_Extrait cité_.
Fin de saison sous haute tension : des débordements marquent la dernière journée de Ligue 1 à Nantes et Nice

Le dénouement du championnat de France a pris une tournure regrettable ce dimanche soir. Alors que la fête devait être au rendez-vous pour cette ultime journée de Ligue 1, des scènes de chaos ont éclaté sur deux pelouses, à Nice et à Nantes, où des supporters ont envahi le terrain.

À Nice, la tension est montée d’un cran au coup de sifflet final de la confrontation face à Metz. Des membres de groupes ultras ont franchi les barrières de sécurité, obligeant les forces de l’ordre, notamment les CRS, à intervenir pour dégager l’aire de jeu et protéger les acteurs de la rencontre.

_Travail demandé_.
1 > Relevez tous les noms de villes cités dans le texte sur la dernière journée de Ligue 1.
2 > Prolongez le texte sur la dernière journée de Ligue 1 après sa dernière phrase.
Les enregistrements forment un matériau indépendant du texte sur la dernière journée de Ligue 1.

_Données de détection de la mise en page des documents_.
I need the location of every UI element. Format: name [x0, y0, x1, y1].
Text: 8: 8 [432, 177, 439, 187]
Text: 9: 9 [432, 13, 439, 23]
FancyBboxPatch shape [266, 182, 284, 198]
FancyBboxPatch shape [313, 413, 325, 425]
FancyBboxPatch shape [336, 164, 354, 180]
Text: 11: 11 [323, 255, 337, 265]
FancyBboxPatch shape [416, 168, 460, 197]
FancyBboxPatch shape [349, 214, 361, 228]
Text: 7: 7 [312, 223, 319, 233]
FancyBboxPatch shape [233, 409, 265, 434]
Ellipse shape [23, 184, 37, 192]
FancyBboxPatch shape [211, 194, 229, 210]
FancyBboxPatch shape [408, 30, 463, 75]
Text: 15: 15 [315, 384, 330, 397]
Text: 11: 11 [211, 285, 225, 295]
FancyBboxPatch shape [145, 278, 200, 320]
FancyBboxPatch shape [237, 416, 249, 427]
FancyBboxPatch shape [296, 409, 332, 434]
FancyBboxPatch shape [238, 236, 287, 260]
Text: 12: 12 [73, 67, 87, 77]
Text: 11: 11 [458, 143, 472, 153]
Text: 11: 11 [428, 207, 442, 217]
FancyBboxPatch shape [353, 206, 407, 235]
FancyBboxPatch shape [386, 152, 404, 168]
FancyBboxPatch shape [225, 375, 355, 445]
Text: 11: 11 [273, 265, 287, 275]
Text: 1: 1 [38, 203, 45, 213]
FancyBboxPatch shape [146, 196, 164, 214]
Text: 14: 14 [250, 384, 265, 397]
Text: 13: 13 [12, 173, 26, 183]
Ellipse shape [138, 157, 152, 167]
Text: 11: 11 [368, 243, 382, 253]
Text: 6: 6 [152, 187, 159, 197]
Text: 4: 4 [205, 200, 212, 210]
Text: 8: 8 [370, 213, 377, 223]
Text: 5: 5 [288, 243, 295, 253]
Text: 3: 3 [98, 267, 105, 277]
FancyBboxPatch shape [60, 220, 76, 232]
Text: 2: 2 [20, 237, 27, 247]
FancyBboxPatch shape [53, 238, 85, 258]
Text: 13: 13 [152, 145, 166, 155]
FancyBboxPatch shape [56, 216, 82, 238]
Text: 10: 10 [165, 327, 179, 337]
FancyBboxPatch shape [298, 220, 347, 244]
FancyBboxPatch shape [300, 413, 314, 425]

_Corrigé_.
1 > Nantes, Nice, Metz

2 >
Le chaos total au stade de la Beaujoire

C’est toutefois à Nantes que les incidents ont pris la dimension la plus inquiétante. Déjà condamnés à la relégation en Ligue 2, les Canaris n’ont même pas pu achever leur duel contre Toulouse. Dès la 22e minute, une cinquantaine d’individus cagoulés ont fait irruption sur la pelouse, contraignant les joueurs à se réfugier précipitamment dans les vestiaires.

Après une interruption de quarante minutes, la décision est tombée : le match ne reprendrait pas. Pour Vahid Halilhodžić, dont c’était l’ultime apparition sur un banc de touche, l’amertume était immense. L’entraîneur a exprimé son dégoût face à cette situation, qualifiant ces événements de « honte ». S’il dit comprendre la frustration des fans liée à la descente du club, il a fermement condamné ce mode d’action qui bafoue la dignité du sport.

Des sanctions lourdes attendues pour le FC Nantes

La Ligue de football professionnel n’a pas tardé à réagir en ouvrant une instruction. Le FC Nantes se retrouve aujourd’hui sous la menace de lourdes sanctions. Outre des fermetures temporaires de tribunes, le club ligérien pourrait débuter son prochain exercice en Ligue 2 avec un handicap de points, mettant à rude épreuve la résilience de l’institution.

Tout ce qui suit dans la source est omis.